_WHAT TO DO_:
Take each line containing "mais" and report it exactly as written.

**** RECORDS TO USE ****

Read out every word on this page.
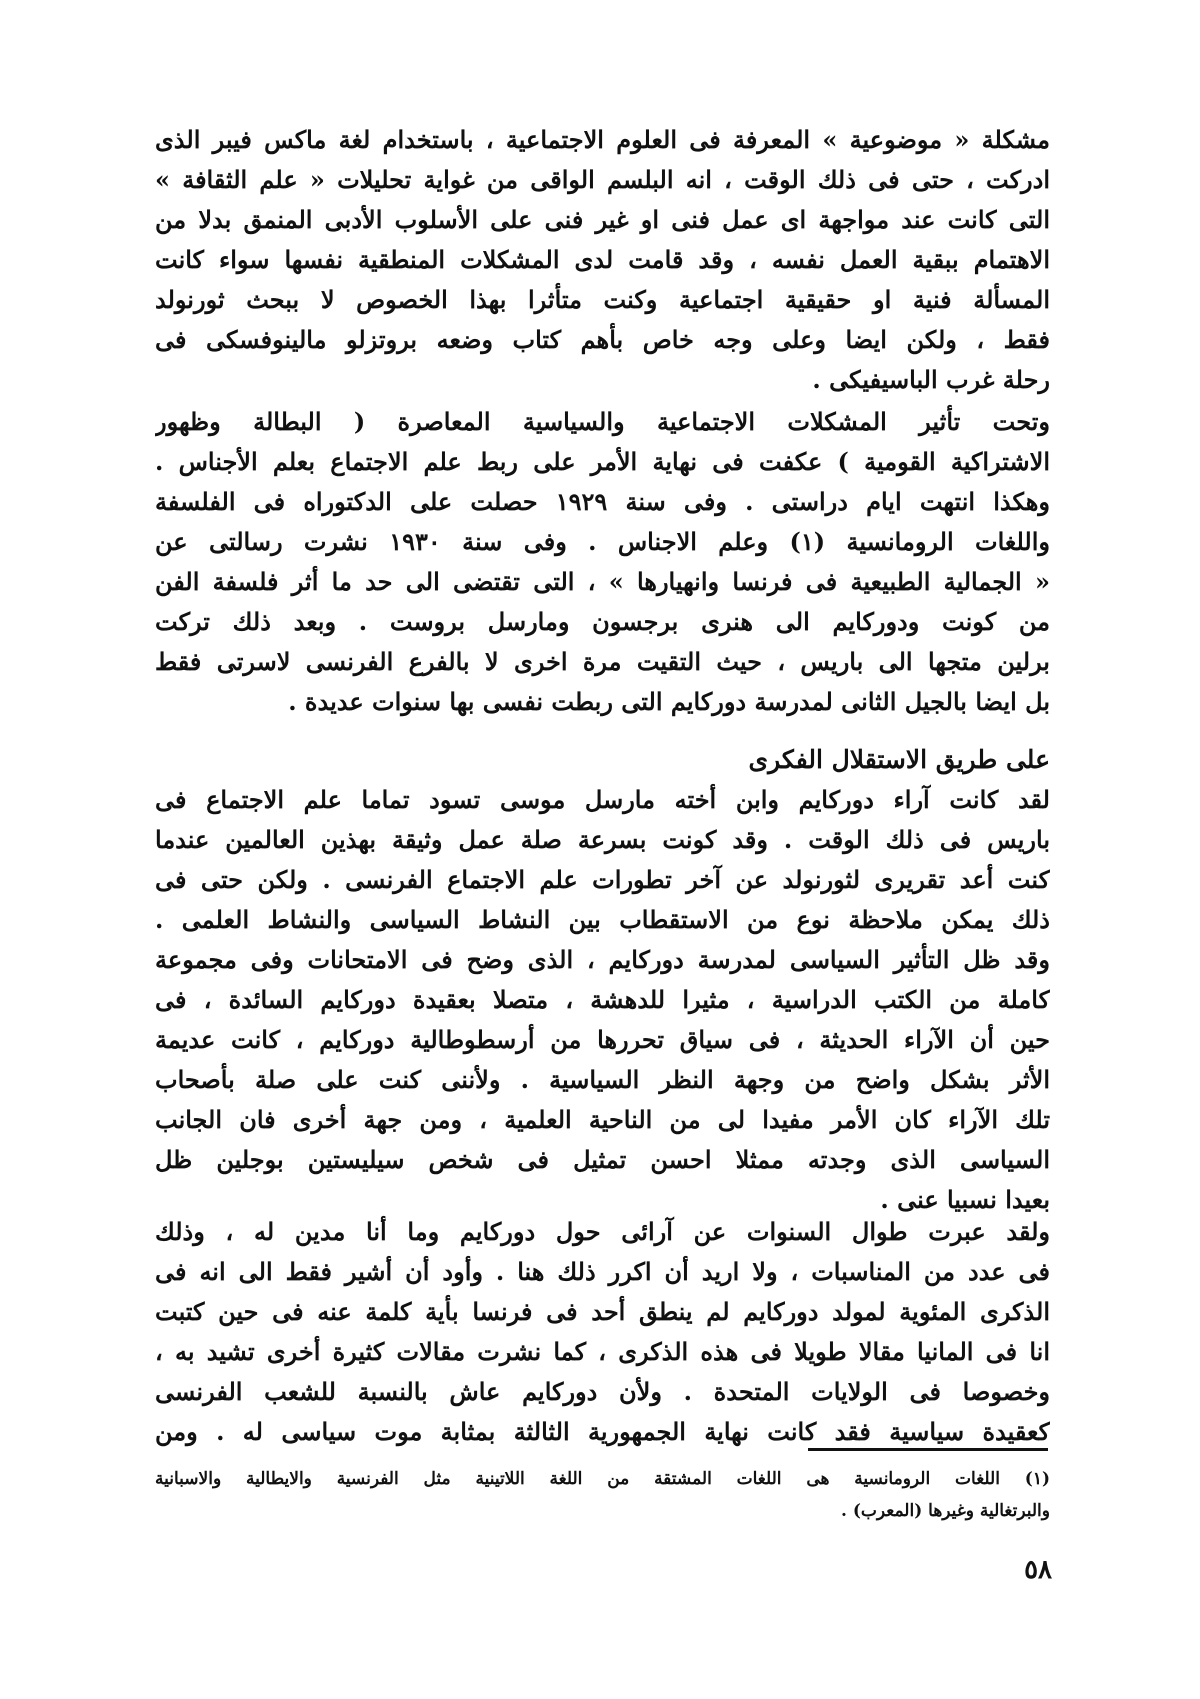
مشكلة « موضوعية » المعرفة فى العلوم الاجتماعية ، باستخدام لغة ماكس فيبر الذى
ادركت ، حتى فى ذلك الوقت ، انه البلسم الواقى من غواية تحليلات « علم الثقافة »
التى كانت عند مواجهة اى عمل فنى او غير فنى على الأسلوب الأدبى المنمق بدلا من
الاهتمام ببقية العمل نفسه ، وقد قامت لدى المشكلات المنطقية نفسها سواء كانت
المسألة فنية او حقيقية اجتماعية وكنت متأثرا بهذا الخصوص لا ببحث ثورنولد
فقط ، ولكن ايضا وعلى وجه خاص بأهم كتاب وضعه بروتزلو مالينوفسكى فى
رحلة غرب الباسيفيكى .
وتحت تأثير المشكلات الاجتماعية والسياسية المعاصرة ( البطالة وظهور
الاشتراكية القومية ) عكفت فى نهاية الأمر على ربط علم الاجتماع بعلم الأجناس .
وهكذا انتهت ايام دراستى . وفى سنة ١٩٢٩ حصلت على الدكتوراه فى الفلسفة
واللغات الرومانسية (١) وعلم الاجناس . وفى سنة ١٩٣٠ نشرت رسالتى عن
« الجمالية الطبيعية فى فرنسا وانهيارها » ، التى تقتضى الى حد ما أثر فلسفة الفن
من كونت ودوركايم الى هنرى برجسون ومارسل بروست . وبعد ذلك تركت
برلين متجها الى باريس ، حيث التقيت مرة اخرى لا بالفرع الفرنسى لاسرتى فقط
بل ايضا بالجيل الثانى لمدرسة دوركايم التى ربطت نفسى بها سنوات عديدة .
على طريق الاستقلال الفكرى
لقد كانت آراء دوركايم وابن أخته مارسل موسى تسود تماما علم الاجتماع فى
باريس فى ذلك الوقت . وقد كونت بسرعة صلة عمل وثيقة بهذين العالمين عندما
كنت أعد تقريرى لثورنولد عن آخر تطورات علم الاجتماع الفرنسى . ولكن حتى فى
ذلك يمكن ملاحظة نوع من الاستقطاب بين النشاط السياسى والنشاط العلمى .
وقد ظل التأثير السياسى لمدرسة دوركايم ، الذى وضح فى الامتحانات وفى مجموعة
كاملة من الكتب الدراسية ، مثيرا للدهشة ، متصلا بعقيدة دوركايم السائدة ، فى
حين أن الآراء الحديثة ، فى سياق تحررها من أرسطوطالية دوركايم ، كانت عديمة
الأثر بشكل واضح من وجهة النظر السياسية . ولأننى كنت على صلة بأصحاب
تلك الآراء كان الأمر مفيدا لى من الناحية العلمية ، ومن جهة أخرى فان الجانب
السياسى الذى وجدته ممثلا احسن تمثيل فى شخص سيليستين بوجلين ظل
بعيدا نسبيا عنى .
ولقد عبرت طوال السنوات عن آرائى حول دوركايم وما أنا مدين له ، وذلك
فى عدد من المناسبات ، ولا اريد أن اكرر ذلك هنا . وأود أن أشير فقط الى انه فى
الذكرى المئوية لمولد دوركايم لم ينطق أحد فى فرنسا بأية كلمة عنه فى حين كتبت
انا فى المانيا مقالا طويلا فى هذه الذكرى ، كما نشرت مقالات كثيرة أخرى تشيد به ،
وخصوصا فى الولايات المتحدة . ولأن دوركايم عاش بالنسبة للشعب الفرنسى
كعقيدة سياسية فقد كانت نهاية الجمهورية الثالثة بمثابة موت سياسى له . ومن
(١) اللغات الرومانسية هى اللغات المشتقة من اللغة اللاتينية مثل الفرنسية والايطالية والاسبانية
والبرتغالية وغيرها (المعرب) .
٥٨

****
**** RECORDS TO USE ****

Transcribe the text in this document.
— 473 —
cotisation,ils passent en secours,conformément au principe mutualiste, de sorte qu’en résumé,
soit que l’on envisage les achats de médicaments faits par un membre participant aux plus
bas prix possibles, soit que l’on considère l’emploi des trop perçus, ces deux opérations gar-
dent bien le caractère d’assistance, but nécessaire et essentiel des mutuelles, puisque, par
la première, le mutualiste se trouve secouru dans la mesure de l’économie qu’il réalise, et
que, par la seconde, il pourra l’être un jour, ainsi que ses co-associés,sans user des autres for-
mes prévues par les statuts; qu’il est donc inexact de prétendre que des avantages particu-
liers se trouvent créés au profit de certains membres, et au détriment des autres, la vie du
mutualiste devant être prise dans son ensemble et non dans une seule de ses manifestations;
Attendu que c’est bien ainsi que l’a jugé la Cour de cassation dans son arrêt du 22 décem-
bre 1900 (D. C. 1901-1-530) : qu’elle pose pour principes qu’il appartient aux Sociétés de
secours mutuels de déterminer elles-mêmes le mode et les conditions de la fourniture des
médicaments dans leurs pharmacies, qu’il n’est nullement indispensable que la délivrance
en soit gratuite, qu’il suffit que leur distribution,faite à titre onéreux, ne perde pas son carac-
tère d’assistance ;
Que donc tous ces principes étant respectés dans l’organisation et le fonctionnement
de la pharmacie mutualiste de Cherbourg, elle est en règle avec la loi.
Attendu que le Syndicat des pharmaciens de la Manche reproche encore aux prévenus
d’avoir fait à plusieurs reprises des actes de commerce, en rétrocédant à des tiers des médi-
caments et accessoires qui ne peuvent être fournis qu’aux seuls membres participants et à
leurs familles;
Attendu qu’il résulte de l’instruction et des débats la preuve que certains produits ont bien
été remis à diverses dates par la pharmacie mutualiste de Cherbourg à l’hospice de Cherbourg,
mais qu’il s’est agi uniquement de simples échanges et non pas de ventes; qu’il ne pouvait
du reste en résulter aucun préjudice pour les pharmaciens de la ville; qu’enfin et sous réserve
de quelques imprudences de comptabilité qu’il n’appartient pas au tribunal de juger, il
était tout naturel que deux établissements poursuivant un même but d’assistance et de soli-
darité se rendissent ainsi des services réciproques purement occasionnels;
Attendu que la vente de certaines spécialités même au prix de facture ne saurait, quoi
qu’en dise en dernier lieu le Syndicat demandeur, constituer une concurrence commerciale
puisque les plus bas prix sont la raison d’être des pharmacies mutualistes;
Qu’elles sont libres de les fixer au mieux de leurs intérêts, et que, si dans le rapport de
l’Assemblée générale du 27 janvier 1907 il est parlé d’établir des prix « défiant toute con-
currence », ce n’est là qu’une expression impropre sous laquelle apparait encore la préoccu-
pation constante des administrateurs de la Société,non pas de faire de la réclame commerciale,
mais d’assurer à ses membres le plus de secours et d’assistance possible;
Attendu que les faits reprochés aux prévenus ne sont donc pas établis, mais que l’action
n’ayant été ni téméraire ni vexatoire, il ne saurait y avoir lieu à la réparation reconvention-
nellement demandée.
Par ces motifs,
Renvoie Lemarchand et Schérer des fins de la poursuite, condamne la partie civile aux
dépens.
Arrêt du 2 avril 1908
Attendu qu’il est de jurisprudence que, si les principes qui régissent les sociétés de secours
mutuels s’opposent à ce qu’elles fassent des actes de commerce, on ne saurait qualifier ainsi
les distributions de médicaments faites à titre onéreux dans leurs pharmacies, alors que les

****

_PROBLEM SOLUTION_:
mais qu’il s’est agi uniquement de simples échanges et non pas de ventes; qu’il ne pouvait
mais d’assurer à ses membres le plus de secours et d’assistance possible;
Attendu que les faits reprochés aux prévenus ne sont donc pas établis, mais que l’action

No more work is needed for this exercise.